Transcribe each line of the material as it is, and drop any picture.

-------- Recorded information --------

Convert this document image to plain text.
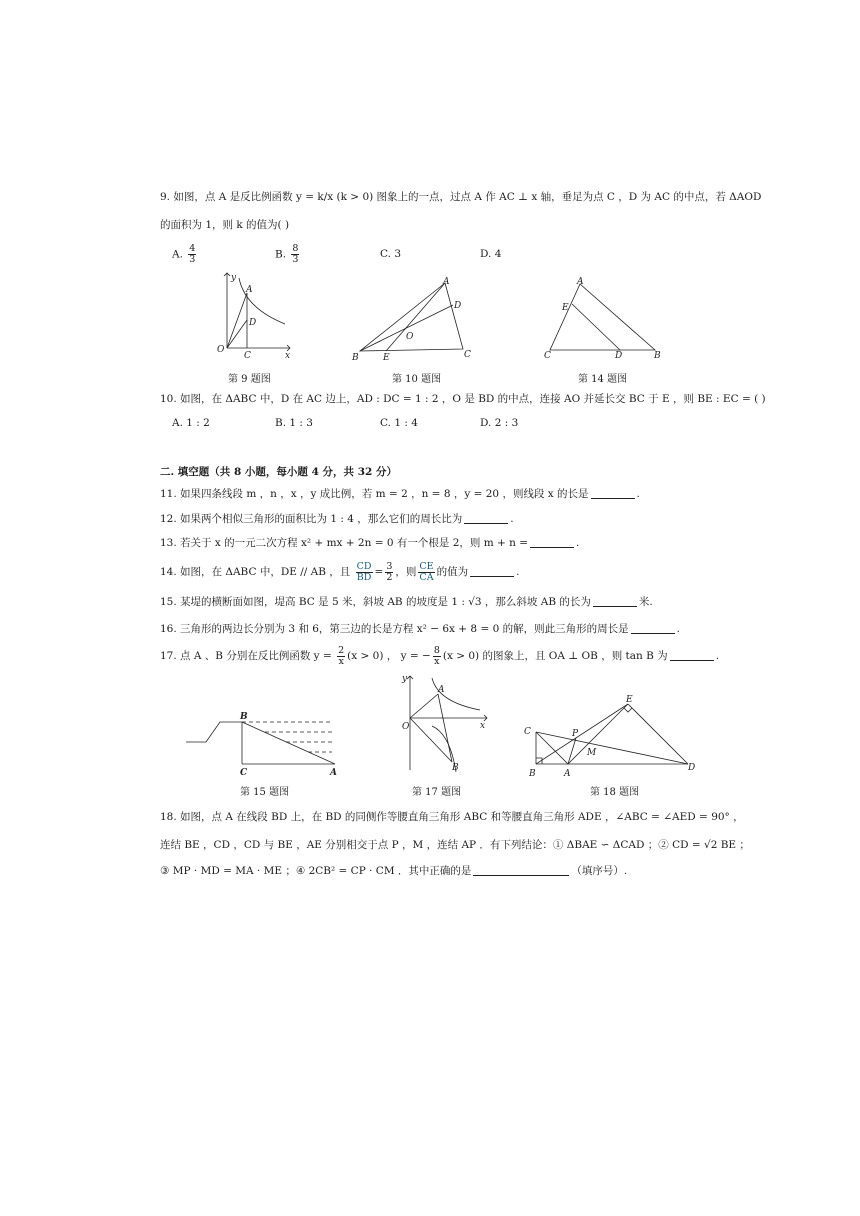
9. 如图，点 A 是反比例函数 y = k/x (k > 0) 图象上的一点，过点 A 作 AC ⊥ x 轴，垂足为点 C ，D 为 AC 的中点，若 ΔAOD
的面积为 1，则 k 的值为( )
A. $\frac{4}{3}$	B. $\frac{8}{3}$	C. 3	D. 4
y
A
D
O
C	x
第 9 题图
A
D
O
B	E	C
第 10 题图
A
E
C	D	B
第 14 题图
10. 如图，在 ΔABC 中，D 在 AC 边上，AD : DC = 1 : 2 ，O 是 BD 的中点，连接 AO 并延长交 BC 于 E ，则 BE : EC = ( )
A. 1 : 2	B. 1 : 3	C. 1 : 4	D. 2 : 3
二. 填空题（共 8 小题，每小题 4 分，共 32 分）
11. 如果四条线段 m ，n ，x ，y 成比例，若 m = 2 ，n = 8 ，y = 20 ，则线段 x 的长是	.
12. 如果两个相似三角形的面积比为 1 : 4 ，那么它们的周长比为	.
13. 若关于 x 的一元二次方程 x² + mx + 2n = 0 有一个根是 2，则 m + n =	.
14. 如图，在 ΔABC 中，DE // AB ，且 $\frac{CD}{BD} = \frac{3}{2}$ ，则 $\frac{CE}{CA}$ 的值为	.
15. 某堤的横断面如图，堤高 BC 是 5 米，斜坡 AB 的坡度是 1 : √3 ，那么斜坡 AB 的长为	米.
16. 三角形的两边长分别为 3 和 6，第三边的长是方程 x² − 6x + 8 = 0 的解，则此三角形的周长是	.
17. 点 A 、B 分别在反比例函数 $y = \frac{2}{x} (x > 0)$ ， y = − $\frac{8}{x} (x > 0)$ 的图象上，且 OA ⊥ OB ，则 tan B 为	.
B
C	A
第 15 题图
y
A
O	x
B
第 17 题图
E
C	P
M
B	A
D
第 18 题图
18. 如图，点 A 在线段 BD 上，在 BD 的同侧作等腰直角三角形 ABC 和等腰直角三角形 ADE ，∠ABC = ∠AED = 90° ，
连结 BE ，CD ，CD 与 BE ，AE 分别相交于点 P ，M ，连结 AP ．有下列结论：① ΔBAE ∽ ΔCAD ；② CD = √2 BE ；
③ MP · MD = MA · ME ；④ 2CB² = CP · CM ．其中正确的是	（填序号）.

--------

● **Solution**:
Convert this document image to plain text.
9. 如图，点 A 是反比例函数 y = k/x (k > 0) 图象上的一点，过点 A 作 AC ⊥ x 轴，垂足为点 C ，D 为 AC 的中点，若 ΔAOD
的面积为 1，则 k 的值为( )
A. $\frac{4}{3}$	B. $\frac{8}{3}$	C. 3	D. 4
y
A
D
O
C	x
第 9 题图
A
D
O
B	E	C
第 10 题图
A
E
C	D	B
第 14 题图
10. 如图，在 ΔABC 中，D 在 AC 边上，AD : DC = 1 : 2 ，O 是 BD 的中点，连接 AO 并延长交 BC 于 E ，则 BE : EC = ( )
A. 1 : 2	B. 1 : 3	C. 1 : 4	D. 2 : 3
二. 填空题（共 8 小题，每小题 4 分，共 32 分）
11. 如果四条线段 m ，n ，x ，y 成比例，若 m = 2 ，n = 8 ，y = 20 ，则线段 x 的长是	.
12. 如果两个相似三角形的面积比为 1 : 4 ，那么它们的周长比为	.
13. 若关于 x 的一元二次方程 x² + mx + 2n = 0 有一个根是 2，则 m + n =	.
14. 如图，在 ΔABC 中，DE // AB ，且 $\frac{CD}{BD} = \frac{3}{2}$ ，则 $\frac{CE}{CA}$ 的值为	.
15. 某堤的横断面如图，堤高 BC 是 5 米，斜坡 AB 的坡度是 1 : √3 ，那么斜坡 AB 的长为	米.
16. 三角形的两边长分别为 3 和 6，第三边的长是方程 x² − 6x + 8 = 0 的解，则此三角形的周长是	.
17. 点 A 、B 分别在反比例函数 $y = \frac{2}{x} (x > 0)$ ， y = − $\frac{8}{x} (x > 0)$ 的图象上，且 OA ⊥ OB ，则 tan B 为	.
B
C	A
第 15 题图
y
A
O	x
B
第 17 题图
E
C	P
M
B	A
D
第 18 题图
18. 如图，点 A 在线段 BD 上，在 BD 的同侧作等腰直角三角形 ABC 和等腰直角三角形 ADE ，∠ABC = ∠AED = 90° ，
连结 BE ，CD ，CD 与 BE ，AE 分别相交于点 P ，M ，连结 AP ．有下列结论：① ΔBAE ∽ ΔCAD ；② CD = √2 BE ；
③ MP · MD = MA · ME ；④ 2CB² = CP · CM ．其中正确的是	（填序号）.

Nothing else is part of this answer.